### [SET PROBLEM]
Copy down all of the data underneath, exactly as shown.

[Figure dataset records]
-*-
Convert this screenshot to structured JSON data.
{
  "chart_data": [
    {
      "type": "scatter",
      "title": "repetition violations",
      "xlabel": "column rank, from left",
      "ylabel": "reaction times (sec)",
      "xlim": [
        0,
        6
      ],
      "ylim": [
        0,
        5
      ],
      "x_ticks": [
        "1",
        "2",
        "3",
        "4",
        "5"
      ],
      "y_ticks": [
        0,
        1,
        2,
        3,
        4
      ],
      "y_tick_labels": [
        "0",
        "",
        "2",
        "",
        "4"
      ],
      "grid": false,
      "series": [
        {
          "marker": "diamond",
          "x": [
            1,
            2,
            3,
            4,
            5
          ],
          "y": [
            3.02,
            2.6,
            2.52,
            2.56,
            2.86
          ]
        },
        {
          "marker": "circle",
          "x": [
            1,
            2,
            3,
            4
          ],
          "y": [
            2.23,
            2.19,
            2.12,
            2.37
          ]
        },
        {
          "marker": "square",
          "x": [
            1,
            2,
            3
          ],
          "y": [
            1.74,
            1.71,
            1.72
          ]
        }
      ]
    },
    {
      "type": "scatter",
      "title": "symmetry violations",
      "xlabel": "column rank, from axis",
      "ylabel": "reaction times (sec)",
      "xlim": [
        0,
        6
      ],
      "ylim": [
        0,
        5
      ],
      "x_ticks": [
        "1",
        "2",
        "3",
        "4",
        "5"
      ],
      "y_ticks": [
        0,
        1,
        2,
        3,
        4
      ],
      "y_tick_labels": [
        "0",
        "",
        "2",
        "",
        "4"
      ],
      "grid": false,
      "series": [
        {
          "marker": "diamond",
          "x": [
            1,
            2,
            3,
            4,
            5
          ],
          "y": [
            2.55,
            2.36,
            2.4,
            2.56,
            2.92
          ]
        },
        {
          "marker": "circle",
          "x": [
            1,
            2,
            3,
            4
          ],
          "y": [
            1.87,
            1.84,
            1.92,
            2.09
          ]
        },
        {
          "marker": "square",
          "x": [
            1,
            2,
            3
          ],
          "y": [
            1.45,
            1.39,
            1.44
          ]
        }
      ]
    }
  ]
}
-*-
### [REPLY TO THE EXERCISE]
Convert this screenshot to structured JSON data.
{
  "chart_data": [
    {
      "type": "scatter",
      "title": "repetition violations",
      "xlabel": "column rank, from left",
      "ylabel": "reaction times (sec)",
      "xlim": [
        0,
        6
      ],
      "ylim": [
        0,
        5
      ],
      "x_ticks": [
        "1",
        "2",
        "3",
        "4",
        "5"
      ],
      "y_ticks": [
        0,
        1,
        2,
        3,
        4
      ],
      "y_tick_labels": [
        "0",
        "",
        "2",
        "",
        "4"
      ],
      "grid": false,
      "series": [
        {
          "marker": "diamond",
          "x": [
            1,
            2,
            3,
            4,
            5
          ],
          "y": [
            3.02,
            2.6,
            2.52,
            2.56,
            2.86
          ]
        },
        {
          "marker": "circle",
          "x": [
            1,
            2,
            3,
            4
          ],
          "y": [
            2.23,
            2.19,
            2.12,
            2.37
          ]
        },
        {
          "marker": "square",
          "x": [
            1,
            2,
            3
          ],
          "y": [
            1.74,
            1.71,
            1.72
          ]
        }
      ]
    },
    {
      "type": "scatter",
      "title": "symmetry violations",
      "xlabel": "column rank, from axis",
      "ylabel": "reaction times (sec)",
      "xlim": [
        0,
        6
      ],
      "ylim": [
        0,
        5
      ],
      "x_ticks": [
        "1",
        "2",
        "3",
        "4",
        "5"
      ],
      "y_ticks": [
        0,
        1,
        2,
        3,
        4
      ],
      "y_tick_labels": [
        "0",
        "",
        "2",
        "",
        "4"
      ],
      "grid": false,
      "series": [
        {
          "marker": "diamond",
          "x": [
            1,
            2,
            3,
            4,
            5
          ],
          "y": [
            2.55,
            2.36,
            2.4,
            2.56,
            2.92
          ]
        },
        {
          "marker": "circle",
          "x": [
            1,
            2,
            3,
            4
          ],
          "y": [
            1.87,
            1.84,
            1.92,
            2.09
          ]
        },
        {
          "marker": "square",
          "x": [
            1,
            2,
            3
          ],
          "y": [
            1.45,
            1.39,
            1.44
          ]
        }
      ]
    }
  ]
}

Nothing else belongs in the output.